EXERCISE - The data below needs to be returned exactly, line for line.

Dataset records -

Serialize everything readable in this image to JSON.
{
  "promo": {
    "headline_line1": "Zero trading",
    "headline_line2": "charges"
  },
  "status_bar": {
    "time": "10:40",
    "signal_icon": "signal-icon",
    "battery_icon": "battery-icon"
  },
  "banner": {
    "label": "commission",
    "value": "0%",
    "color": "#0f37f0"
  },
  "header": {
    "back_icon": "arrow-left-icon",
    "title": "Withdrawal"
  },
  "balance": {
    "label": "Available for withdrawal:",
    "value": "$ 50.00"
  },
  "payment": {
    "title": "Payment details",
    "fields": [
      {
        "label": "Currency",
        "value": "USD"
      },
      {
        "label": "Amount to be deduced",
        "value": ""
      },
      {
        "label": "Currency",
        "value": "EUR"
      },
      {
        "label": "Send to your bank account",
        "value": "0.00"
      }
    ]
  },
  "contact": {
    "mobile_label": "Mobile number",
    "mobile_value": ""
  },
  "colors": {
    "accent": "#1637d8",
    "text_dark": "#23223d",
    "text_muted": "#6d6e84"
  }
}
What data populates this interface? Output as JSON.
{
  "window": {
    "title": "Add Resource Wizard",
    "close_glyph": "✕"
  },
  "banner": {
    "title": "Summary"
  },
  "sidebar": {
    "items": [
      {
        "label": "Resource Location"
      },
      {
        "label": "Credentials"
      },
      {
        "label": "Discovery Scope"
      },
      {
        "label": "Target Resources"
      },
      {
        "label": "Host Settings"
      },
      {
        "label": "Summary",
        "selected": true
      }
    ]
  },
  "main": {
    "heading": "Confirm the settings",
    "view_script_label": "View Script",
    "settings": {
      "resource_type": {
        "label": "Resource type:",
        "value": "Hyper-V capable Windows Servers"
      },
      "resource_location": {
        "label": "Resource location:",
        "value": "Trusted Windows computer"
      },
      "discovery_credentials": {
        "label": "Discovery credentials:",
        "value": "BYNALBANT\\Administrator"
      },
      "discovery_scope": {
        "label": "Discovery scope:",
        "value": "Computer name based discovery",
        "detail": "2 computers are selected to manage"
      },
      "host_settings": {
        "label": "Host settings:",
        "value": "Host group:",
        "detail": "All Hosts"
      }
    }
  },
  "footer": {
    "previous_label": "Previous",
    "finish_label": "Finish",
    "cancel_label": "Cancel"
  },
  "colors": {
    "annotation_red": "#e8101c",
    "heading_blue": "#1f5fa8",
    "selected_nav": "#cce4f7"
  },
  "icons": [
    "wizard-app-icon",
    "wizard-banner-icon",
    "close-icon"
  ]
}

EXERCISE ANSWER -
Serialize everything readable in this image to JSON.
{
  "promo": {
    "headline_line1": "Zero trading",
    "headline_line2": "charges"
  },
  "status_bar": {
    "time": "10:40",
    "signal_icon": "signal-icon",
    "battery_icon": "battery-icon"
  },
  "banner": {
    "label": "commission",
    "value": "0%",
    "color": "#0f37f0"
  },
  "header": {
    "back_icon": "arrow-left-icon",
    "title": "Withdrawal"
  },
  "balance": {
    "label": "Available for withdrawal:",
    "value": "$ 50.00"
  },
  "payment": {
    "title": "Payment details",
    "fields": [
      {
        "label": "Currency",
        "value": "USD"
      },
      {
        "label": "Amount to be deduced",
        "value": ""
      },
      {
        "label": "Currency",
        "value": "EUR"
      },
      {
        "label": "Send to your bank account",
        "value": "0.00"
      }
    ]
  },
  "contact": {
    "mobile_label": "Mobile number",
    "mobile_value": ""
  },
  "colors": {
    "accent": "#1637d8",
    "text_dark": "#23223d",
    "text_muted": "#6d6e84"
  }
}
What data populates this interface? Output as JSON.
{
  "window": {
    "title": "Add Resource Wizard",
    "close_glyph": "✕"
  },
  "banner": {
    "title": "Summary"
  },
  "sidebar": {
    "items": [
      {
        "label": "Resource Location"
      },
      {
        "label": "Credentials"
      },
      {
        "label": "Discovery Scope"
      },
      {
        "label": "Target Resources"
      },
      {
        "label": "Host Settings"
      },
      {
        "label": "Summary",
        "selected": true
      }
    ]
  },
  "main": {
    "heading": "Confirm the settings",
    "view_script_label": "View Script",
    "settings": {
      "resource_type": {
        "label": "Resource type:",
        "value": "Hyper-V capable Windows Servers"
      },
      "resource_location": {
        "label": "Resource location:",
        "value": "Trusted Windows computer"
      },
      "discovery_credentials": {
        "label": "Discovery credentials:",
        "value": "BYNALBANT\\Administrator"
      },
      "discovery_scope": {
        "label": "Discovery scope:",
        "value": "Computer name based discovery",
        "detail": "2 computers are selected to manage"
      },
      "host_settings": {
        "label": "Host settings:",
        "value": "Host group:",
        "detail": "All Hosts"
      }
    }
  },
  "footer": {
    "previous_label": "Previous",
    "finish_label": "Finish",
    "cancel_label": "Cancel"
  },
  "colors": {
    "annotation_red": "#e8101c",
    "heading_blue": "#1f5fa8",
    "selected_nav": "#cce4f7"
  },
  "icons": [
    "wizard-app-icon",
    "wizard-banner-icon",
    "close-icon"
  ]
}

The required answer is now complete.